Provide an exact reproduction of every entry.

## MATERIAL FOR THIS TASK
(begin)

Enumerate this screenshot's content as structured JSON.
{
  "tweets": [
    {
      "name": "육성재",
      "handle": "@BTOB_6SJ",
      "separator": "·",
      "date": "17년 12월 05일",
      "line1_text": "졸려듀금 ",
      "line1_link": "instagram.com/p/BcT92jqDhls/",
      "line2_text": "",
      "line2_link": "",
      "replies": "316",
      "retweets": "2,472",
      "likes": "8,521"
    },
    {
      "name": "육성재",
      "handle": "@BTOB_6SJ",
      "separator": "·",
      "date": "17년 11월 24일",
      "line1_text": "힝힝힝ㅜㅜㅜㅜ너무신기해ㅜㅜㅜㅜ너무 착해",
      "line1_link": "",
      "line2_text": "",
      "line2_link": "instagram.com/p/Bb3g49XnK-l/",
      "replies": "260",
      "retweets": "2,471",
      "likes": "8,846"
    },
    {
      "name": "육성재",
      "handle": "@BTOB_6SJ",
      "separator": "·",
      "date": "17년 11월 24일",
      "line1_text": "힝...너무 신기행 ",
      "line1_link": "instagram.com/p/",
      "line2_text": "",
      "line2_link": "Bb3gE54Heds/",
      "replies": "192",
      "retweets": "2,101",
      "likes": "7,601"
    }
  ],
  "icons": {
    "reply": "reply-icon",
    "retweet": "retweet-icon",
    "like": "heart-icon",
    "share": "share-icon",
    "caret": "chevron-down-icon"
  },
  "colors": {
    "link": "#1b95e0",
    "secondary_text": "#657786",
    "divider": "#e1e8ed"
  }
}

(end)

## ANSWER TO THE EXERCISE
Enumerate this screenshot's content as structured JSON.
{
  "tweets": [
    {
      "name": "육성재",
      "handle": "@BTOB_6SJ",
      "separator": "·",
      "date": "17년 12월 05일",
      "line1_text": "졸려듀금 ",
      "line1_link": "instagram.com/p/BcT92jqDhls/",
      "line2_text": "",
      "line2_link": "",
      "replies": "316",
      "retweets": "2,472",
      "likes": "8,521"
    },
    {
      "name": "육성재",
      "handle": "@BTOB_6SJ",
      "separator": "·",
      "date": "17년 11월 24일",
      "line1_text": "힝힝힝ㅜㅜㅜㅜ너무신기해ㅜㅜㅜㅜ너무 착해",
      "line1_link": "",
      "line2_text": "",
      "line2_link": "instagram.com/p/Bb3g49XnK-l/",
      "replies": "260",
      "retweets": "2,471",
      "likes": "8,846"
    },
    {
      "name": "육성재",
      "handle": "@BTOB_6SJ",
      "separator": "·",
      "date": "17년 11월 24일",
      "line1_text": "힝...너무 신기행 ",
      "line1_link": "instagram.com/p/",
      "line2_text": "",
      "line2_link": "Bb3gE54Heds/",
      "replies": "192",
      "retweets": "2,101",
      "likes": "7,601"
    }
  ],
  "icons": {
    "reply": "reply-icon",
    "retweet": "retweet-icon",
    "like": "heart-icon",
    "share": "share-icon",
    "caret": "chevron-down-icon"
  },
  "colors": {
    "link": "#1b95e0",
    "secondary_text": "#657786",
    "divider": "#e1e8ed"
  }
}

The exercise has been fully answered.